# Exercise
Copy out every one of the records below, word for word and in the same order.

# Given information
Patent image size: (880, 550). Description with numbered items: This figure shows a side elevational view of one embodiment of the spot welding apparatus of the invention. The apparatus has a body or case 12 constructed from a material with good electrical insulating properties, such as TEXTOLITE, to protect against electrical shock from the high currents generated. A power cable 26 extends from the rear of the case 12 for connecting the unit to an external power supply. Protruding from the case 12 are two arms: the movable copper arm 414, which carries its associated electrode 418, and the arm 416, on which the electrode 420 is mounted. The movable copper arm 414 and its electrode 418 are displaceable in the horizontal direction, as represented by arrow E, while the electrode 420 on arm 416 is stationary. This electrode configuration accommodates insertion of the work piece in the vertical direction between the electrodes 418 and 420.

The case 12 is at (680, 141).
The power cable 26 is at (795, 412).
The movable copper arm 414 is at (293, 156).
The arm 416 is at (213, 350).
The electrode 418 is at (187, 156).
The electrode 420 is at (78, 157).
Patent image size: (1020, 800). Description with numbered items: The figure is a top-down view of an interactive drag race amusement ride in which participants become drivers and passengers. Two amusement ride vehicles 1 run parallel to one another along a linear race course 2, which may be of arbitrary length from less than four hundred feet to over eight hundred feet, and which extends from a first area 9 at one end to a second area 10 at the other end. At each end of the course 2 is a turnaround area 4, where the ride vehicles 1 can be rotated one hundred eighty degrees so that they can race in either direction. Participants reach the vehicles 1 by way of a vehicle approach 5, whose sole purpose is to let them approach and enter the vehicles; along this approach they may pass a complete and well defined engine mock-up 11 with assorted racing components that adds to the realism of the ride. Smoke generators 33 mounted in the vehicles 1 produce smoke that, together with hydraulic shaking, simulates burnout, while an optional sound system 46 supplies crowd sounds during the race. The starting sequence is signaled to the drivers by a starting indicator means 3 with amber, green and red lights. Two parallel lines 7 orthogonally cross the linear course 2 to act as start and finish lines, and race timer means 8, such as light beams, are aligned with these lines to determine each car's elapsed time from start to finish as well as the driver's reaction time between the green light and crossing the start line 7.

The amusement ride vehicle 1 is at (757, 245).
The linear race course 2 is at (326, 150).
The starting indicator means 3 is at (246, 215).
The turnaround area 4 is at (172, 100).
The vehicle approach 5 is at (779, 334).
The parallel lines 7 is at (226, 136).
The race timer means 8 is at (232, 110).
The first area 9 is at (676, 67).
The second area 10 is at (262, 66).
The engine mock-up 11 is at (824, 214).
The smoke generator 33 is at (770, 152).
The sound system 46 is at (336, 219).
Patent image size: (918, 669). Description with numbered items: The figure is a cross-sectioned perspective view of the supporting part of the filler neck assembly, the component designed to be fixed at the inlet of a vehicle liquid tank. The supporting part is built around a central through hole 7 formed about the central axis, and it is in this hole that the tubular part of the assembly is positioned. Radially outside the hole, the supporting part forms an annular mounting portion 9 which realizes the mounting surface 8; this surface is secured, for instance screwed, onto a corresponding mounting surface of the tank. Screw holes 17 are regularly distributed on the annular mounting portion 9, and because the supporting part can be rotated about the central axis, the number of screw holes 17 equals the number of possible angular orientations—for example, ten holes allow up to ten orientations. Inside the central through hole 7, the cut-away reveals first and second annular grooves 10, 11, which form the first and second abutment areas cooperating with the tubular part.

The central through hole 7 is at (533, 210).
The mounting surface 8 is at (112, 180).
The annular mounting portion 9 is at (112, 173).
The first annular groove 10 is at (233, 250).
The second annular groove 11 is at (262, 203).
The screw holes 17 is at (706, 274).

# Response to the exercise
Patent image size: (880, 550). Description with numbered items: This figure shows a side elevational view of one embodiment of the spot welding apparatus of the invention. The apparatus has a body or case 12 constructed from a material with good electrical insulating properties, such as TEXTOLITE, to protect against electrical shock from the high currents generated. A power cable 26 extends from the rear of the case 12 for connecting the unit to an external power supply. Protruding from the case 12 are two arms: the movable copper arm 414, which carries its associated electrode 418, and the arm 416, on which the electrode 420 is mounted. The movable copper arm 414 and its electrode 418 are displaceable in the horizontal direction, as represented by arrow E, while the electrode 420 on arm 416 is stationary. This electrode configuration accommodates insertion of the work piece in the vertical direction between the electrodes 418 and 420.

The case 12 is at (680, 141).
The power cable 26 is at (795, 412).
The movable copper arm 414 is at (293, 156).
The arm 416 is at (213, 350).
The electrode 418 is at (187, 156).
The electrode 420 is at (78, 157).
Patent image size: (1020, 800). Description with numbered items: The figure is a top-down view of an interactive drag race amusement ride in which participants become drivers and passengers. Two amusement ride vehicles 1 run parallel to one another along a linear race course 2, which may be of arbitrary length from less than four hundred feet to over eight hundred feet, and which extends from a first area 9 at one end to a second area 10 at the other end. At each end of the course 2 is a turnaround area 4, where the ride vehicles 1 can be rotated one hundred eighty degrees so that they can race in either direction. Participants reach the vehicles 1 by way of a vehicle approach 5, whose sole purpose is to let them approach and enter the vehicles; along this approach they may pass a complete and well defined engine mock-up 11 with assorted racing components that adds to the realism of the ride. Smoke generators 33 mounted in the vehicles 1 produce smoke that, together with hydraulic shaking, simulates burnout, while an optional sound system 46 supplies crowd sounds during the race. The starting sequence is signaled to the drivers by a starting indicator means 3 with amber, green and red lights. Two parallel lines 7 orthogonally cross the linear course 2 to act as start and finish lines, and race timer means 8, such as light beams, are aligned with these lines to determine each car's elapsed time from start to finish as well as the driver's reaction time between the green light and crossing the start line 7.

The amusement ride vehicle 1 is at (757, 245).
The linear race course 2 is at (326, 150).
The starting indicator means 3 is at (246, 215).
The turnaround area 4 is at (172, 100).
The vehicle approach 5 is at (779, 334).
The parallel lines 7 is at (226, 136).
The race timer means 8 is at (232, 110).
The first area 9 is at (676, 67).
The second area 10 is at (262, 66).
The engine mock-up 11 is at (824, 214).
The smoke generator 33 is at (770, 152).
The sound system 46 is at (336, 219).
Patent image size: (918, 669). Description with numbered items: The figure is a cross-sectioned perspective view of the supporting part of the filler neck assembly, the component designed to be fixed at the inlet of a vehicle liquid tank. The supporting part is built around a central through hole 7 formed about the central axis, and it is in this hole that the tubular part of the assembly is positioned. Radially outside the hole, the supporting part forms an annular mounting portion 9 which realizes the mounting surface 8; this surface is secured, for instance screwed, onto a corresponding mounting surface of the tank. Screw holes 17 are regularly distributed on the annular mounting portion 9, and because the supporting part can be rotated about the central axis, the number of screw holes 17 equals the number of possible angular orientations—for example, ten holes allow up to ten orientations. Inside the central through hole 7, the cut-away reveals first and second annular grooves 10, 11, which form the first and second abutment areas cooperating with the tubular part.

The central through hole 7 is at (533, 210).
The mounting surface 8 is at (112, 180).
The annular mounting portion 9 is at (112, 173).
The first annular groove 10 is at (233, 250).
The second annular groove 11 is at (262, 203).
The screw holes 17 is at (706, 274).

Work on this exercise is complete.